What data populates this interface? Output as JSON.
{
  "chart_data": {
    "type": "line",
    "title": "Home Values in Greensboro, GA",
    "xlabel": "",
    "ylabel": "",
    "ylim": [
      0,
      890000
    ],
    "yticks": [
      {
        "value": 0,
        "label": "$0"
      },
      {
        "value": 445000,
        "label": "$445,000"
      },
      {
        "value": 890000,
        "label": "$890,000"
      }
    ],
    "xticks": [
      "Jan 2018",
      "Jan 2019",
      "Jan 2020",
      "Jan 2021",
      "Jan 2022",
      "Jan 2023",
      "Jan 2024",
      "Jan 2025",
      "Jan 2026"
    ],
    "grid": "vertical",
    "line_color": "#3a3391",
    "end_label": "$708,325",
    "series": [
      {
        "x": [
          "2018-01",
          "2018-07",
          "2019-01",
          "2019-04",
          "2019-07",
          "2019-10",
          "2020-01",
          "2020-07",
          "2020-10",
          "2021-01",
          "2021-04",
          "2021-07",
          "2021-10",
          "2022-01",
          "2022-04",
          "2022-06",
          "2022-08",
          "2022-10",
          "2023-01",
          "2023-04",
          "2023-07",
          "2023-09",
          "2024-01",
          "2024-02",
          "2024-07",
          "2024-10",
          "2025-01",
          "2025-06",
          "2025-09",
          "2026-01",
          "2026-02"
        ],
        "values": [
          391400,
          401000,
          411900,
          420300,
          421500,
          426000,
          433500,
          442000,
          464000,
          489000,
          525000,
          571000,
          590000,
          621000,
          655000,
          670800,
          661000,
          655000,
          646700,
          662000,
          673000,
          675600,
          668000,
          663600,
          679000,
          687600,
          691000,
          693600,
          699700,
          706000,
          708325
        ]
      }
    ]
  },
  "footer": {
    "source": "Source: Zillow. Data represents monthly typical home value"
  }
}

**TASK OBJECTIVE:**
Copy out all of the data exactly, leaving nothing out.

**SOLUTION FOR THIS EXERCISE:**
What data populates this interface? Output as JSON.
{
  "chart_data": {
    "type": "line",
    "title": "Home Values in Greensboro, GA",
    "xlabel": "",
    "ylabel": "",
    "ylim": [
      0,
      890000
    ],
    "yticks": [
      {
        "value": 0,
        "label": "$0"
      },
      {
        "value": 445000,
        "label": "$445,000"
      },
      {
        "value": 890000,
        "label": "$890,000"
      }
    ],
    "xticks": [
      "Jan 2018",
      "Jan 2019",
      "Jan 2020",
      "Jan 2021",
      "Jan 2022",
      "Jan 2023",
      "Jan 2024",
      "Jan 2025",
      "Jan 2026"
    ],
    "grid": "vertical",
    "line_color": "#3a3391",
    "end_label": "$708,325",
    "series": [
      {
        "x": [
          "2018-01",
          "2018-07",
          "2019-01",
          "2019-04",
          "2019-07",
          "2019-10",
          "2020-01",
          "2020-07",
          "2020-10",
          "2021-01",
          "2021-04",
          "2021-07",
          "2021-10",
          "2022-01",
          "2022-04",
          "2022-06",
          "2022-08",
          "2022-10",
          "2023-01",
          "2023-04",
          "2023-07",
          "2023-09",
          "2024-01",
          "2024-02",
          "2024-07",
          "2024-10",
          "2025-01",
          "2025-06",
          "2025-09",
          "2026-01",
          "2026-02"
        ],
        "values": [
          391400,
          401000,
          411900,
          420300,
          421500,
          426000,
          433500,
          442000,
          464000,
          489000,
          525000,
          571000,
          590000,
          621000,
          655000,
          670800,
          661000,
          655000,
          646700,
          662000,
          673000,
          675600,
          668000,
          663600,
          679000,
          687600,
          691000,
          693600,
          699700,
          706000,
          708325
        ]
      }
    ]
  },
  "footer": {
    "source": "Source: Zillow. Data represents monthly typical home value"
  }
}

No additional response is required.